* [AIM OF THE EXERCISE] Give the records back in full, exactly as they read.

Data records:
━━━━━━━━━━━━━━━━
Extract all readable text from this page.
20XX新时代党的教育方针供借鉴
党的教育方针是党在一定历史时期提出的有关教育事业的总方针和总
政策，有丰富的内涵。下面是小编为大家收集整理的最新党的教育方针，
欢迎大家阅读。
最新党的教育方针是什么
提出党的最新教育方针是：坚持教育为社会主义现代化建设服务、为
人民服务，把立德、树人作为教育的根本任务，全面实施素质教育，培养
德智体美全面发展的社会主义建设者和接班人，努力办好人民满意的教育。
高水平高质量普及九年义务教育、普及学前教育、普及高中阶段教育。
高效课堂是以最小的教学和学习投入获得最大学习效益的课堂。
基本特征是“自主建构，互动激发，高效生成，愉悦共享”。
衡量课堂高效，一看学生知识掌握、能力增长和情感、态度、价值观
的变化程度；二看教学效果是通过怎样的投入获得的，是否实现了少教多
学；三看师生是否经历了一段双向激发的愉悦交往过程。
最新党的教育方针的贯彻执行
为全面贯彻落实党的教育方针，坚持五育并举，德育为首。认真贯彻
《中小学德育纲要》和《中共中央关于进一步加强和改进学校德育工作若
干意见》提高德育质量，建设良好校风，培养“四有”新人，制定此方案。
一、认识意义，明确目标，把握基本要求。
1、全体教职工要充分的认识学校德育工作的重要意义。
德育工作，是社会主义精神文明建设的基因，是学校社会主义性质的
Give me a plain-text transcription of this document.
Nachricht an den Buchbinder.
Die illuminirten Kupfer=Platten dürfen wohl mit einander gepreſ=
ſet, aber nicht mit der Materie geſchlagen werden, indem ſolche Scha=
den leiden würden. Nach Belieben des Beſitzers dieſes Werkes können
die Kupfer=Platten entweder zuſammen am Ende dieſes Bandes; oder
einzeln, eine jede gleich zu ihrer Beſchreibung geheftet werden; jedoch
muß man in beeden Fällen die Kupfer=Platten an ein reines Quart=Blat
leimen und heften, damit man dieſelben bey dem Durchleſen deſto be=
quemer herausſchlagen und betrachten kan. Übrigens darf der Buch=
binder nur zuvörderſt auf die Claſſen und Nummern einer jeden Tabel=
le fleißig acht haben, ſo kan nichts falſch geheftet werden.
━━━━━━━━━━━━━━━━
* [TASK SOLUTION]
Extract all readable text from this page.
20XX新时代党的教育方针供借鉴
党的教育方针是党在一定历史时期提出的有关教育事业的总方针和总
政策，有丰富的内涵。下面是小编为大家收集整理的最新党的教育方针，
欢迎大家阅读。
最新党的教育方针是什么
提出党的最新教育方针是：坚持教育为社会主义现代化建设服务、为
人民服务，把立德、树人作为教育的根本任务，全面实施素质教育，培养
德智体美全面发展的社会主义建设者和接班人，努力办好人民满意的教育。
高水平高质量普及九年义务教育、普及学前教育、普及高中阶段教育。
高效课堂是以最小的教学和学习投入获得最大学习效益的课堂。
基本特征是“自主建构，互动激发，高效生成，愉悦共享”。
衡量课堂高效，一看学生知识掌握、能力增长和情感、态度、价值观
的变化程度；二看教学效果是通过怎样的投入获得的，是否实现了少教多
学；三看师生是否经历了一段双向激发的愉悦交往过程。
最新党的教育方针的贯彻执行
为全面贯彻落实党的教育方针，坚持五育并举，德育为首。认真贯彻
《中小学德育纲要》和《中共中央关于进一步加强和改进学校德育工作若
干意见》提高德育质量，建设良好校风，培养“四有”新人，制定此方案。
一、认识意义，明确目标，把握基本要求。
1、全体教职工要充分的认识学校德育工作的重要意义。
德育工作，是社会主义精神文明建设的基因，是学校社会主义性质的
Give me a plain-text transcription of this document.
Nachricht an den Buchbinder.
Die illuminirten Kupfer=Platten dürfen wohl mit einander gepreſ=
ſet, aber nicht mit der Materie geſchlagen werden, indem ſolche Scha=
den leiden würden. Nach Belieben des Beſitzers dieſes Werkes können
die Kupfer=Platten entweder zuſammen am Ende dieſes Bandes; oder
einzeln, eine jede gleich zu ihrer Beſchreibung geheftet werden; jedoch
muß man in beeden Fällen die Kupfer=Platten an ein reines Quart=Blat
leimen und heften, damit man dieſelben bey dem Durchleſen deſto be=
quemer herausſchlagen und betrachten kan. Übrigens darf der Buch=
binder nur zuvörderſt auf die Claſſen und Nummern einer jeden Tabel=
le fleißig acht haben, ſo kan nichts falſch geheftet werden.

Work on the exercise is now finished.